◆ **Work to complete**: Beneath this task is a listing; retype all of it exactly.

◆ **Data for this task**:
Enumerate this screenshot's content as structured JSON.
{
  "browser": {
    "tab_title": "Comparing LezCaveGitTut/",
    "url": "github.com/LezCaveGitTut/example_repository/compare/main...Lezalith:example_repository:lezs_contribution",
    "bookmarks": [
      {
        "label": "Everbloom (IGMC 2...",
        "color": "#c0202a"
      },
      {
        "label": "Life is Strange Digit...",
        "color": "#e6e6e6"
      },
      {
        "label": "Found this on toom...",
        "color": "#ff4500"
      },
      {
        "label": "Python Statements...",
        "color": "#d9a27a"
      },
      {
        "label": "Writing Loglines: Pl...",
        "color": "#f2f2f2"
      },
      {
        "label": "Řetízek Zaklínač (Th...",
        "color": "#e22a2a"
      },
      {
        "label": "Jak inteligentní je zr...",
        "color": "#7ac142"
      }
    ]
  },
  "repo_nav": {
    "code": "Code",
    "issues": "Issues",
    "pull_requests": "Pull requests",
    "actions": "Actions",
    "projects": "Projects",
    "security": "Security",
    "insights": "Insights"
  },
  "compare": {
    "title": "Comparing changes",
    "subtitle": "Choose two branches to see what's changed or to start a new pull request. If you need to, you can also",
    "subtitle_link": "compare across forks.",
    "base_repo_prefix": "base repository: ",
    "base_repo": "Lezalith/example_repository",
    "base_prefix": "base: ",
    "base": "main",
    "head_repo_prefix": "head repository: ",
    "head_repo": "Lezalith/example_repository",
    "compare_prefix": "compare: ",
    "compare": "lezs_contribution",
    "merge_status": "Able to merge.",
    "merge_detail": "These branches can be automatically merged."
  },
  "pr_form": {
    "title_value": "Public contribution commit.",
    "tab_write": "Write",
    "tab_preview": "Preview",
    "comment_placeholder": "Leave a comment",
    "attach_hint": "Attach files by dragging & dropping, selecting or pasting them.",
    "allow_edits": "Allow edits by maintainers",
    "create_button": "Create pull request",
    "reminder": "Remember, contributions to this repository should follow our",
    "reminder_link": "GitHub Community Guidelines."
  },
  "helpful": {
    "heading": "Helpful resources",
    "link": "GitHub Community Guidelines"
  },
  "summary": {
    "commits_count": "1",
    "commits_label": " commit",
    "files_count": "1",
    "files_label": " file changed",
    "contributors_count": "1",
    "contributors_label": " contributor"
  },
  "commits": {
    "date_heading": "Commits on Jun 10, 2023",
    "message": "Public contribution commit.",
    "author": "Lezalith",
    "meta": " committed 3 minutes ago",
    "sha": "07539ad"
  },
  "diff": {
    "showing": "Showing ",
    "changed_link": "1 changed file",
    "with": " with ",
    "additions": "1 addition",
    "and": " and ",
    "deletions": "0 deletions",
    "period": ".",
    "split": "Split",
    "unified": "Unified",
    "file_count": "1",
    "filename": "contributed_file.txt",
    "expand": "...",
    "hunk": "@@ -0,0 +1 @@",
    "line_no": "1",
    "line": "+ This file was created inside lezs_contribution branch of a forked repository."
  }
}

◆ **Written response**:
Enumerate this screenshot's content as structured JSON.
{
  "browser": {
    "tab_title": "Comparing LezCaveGitTut/",
    "url": "github.com/LezCaveGitTut/example_repository/compare/main...Lezalith:example_repository:lezs_contribution",
    "bookmarks": [
      {
        "label": "Everbloom (IGMC 2...",
        "color": "#c0202a"
      },
      {
        "label": "Life is Strange Digit...",
        "color": "#e6e6e6"
      },
      {
        "label": "Found this on toom...",
        "color": "#ff4500"
      },
      {
        "label": "Python Statements...",
        "color": "#d9a27a"
      },
      {
        "label": "Writing Loglines: Pl...",
        "color": "#f2f2f2"
      },
      {
        "label": "Řetízek Zaklínač (Th...",
        "color": "#e22a2a"
      },
      {
        "label": "Jak inteligentní je zr...",
        "color": "#7ac142"
      }
    ]
  },
  "repo_nav": {
    "code": "Code",
    "issues": "Issues",
    "pull_requests": "Pull requests",
    "actions": "Actions",
    "projects": "Projects",
    "security": "Security",
    "insights": "Insights"
  },
  "compare": {
    "title": "Comparing changes",
    "subtitle": "Choose two branches to see what's changed or to start a new pull request. If you need to, you can also",
    "subtitle_link": "compare across forks.",
    "base_repo_prefix": "base repository: ",
    "base_repo": "Lezalith/example_repository",
    "base_prefix": "base: ",
    "base": "main",
    "head_repo_prefix": "head repository: ",
    "head_repo": "Lezalith/example_repository",
    "compare_prefix": "compare: ",
    "compare": "lezs_contribution",
    "merge_status": "Able to merge.",
    "merge_detail": "These branches can be automatically merged."
  },
  "pr_form": {
    "title_value": "Public contribution commit.",
    "tab_write": "Write",
    "tab_preview": "Preview",
    "comment_placeholder": "Leave a comment",
    "attach_hint": "Attach files by dragging & dropping, selecting or pasting them.",
    "allow_edits": "Allow edits by maintainers",
    "create_button": "Create pull request",
    "reminder": "Remember, contributions to this repository should follow our",
    "reminder_link": "GitHub Community Guidelines."
  },
  "helpful": {
    "heading": "Helpful resources",
    "link": "GitHub Community Guidelines"
  },
  "summary": {
    "commits_count": "1",
    "commits_label": " commit",
    "files_count": "1",
    "files_label": " file changed",
    "contributors_count": "1",
    "contributors_label": " contributor"
  },
  "commits": {
    "date_heading": "Commits on Jun 10, 2023",
    "message": "Public contribution commit.",
    "author": "Lezalith",
    "meta": " committed 3 minutes ago",
    "sha": "07539ad"
  },
  "diff": {
    "showing": "Showing ",
    "changed_link": "1 changed file",
    "with": " with ",
    "additions": "1 addition",
    "and": " and ",
    "deletions": "0 deletions",
    "period": ".",
    "split": "Split",
    "unified": "Unified",
    "file_count": "1",
    "filename": "contributed_file.txt",
    "expand": "...",
    "hunk": "@@ -0,0 +1 @@",
    "line_no": "1",
    "line": "+ This file was created inside lezs_contribution branch of a forked repository."
  }
}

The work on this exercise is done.